_THE PROBLEM_
List each line in the records that contains the string "stop".

=== DATA SHOWN ===

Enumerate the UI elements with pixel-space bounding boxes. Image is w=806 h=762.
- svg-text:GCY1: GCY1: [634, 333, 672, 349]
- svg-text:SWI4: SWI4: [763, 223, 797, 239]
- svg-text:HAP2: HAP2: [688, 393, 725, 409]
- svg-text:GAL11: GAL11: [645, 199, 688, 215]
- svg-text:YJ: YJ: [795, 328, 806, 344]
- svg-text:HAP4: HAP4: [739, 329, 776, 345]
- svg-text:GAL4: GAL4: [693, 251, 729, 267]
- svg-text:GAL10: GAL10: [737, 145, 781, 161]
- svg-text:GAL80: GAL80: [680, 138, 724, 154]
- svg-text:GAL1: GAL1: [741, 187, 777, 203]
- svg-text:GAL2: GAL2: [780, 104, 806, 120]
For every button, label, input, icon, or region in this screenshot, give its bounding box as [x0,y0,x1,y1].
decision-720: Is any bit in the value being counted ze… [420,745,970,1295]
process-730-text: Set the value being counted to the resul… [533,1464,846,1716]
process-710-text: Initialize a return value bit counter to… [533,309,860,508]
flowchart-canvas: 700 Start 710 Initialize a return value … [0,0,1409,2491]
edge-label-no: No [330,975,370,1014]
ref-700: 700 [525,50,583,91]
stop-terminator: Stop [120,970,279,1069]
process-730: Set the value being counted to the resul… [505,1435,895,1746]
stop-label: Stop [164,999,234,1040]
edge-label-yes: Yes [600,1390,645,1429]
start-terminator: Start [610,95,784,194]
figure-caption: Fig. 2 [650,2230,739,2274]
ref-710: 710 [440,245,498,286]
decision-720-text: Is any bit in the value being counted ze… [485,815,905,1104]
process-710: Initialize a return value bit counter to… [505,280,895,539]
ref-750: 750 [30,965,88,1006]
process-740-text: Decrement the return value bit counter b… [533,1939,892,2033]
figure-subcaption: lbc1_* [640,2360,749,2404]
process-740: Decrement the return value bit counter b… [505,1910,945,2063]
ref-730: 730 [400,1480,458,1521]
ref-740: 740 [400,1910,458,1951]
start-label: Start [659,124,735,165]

===

_ANSWER TO THIS TASK_
stop-terminator: Stop [120,970,279,1069]
stop-label: Stop [164,999,234,1040]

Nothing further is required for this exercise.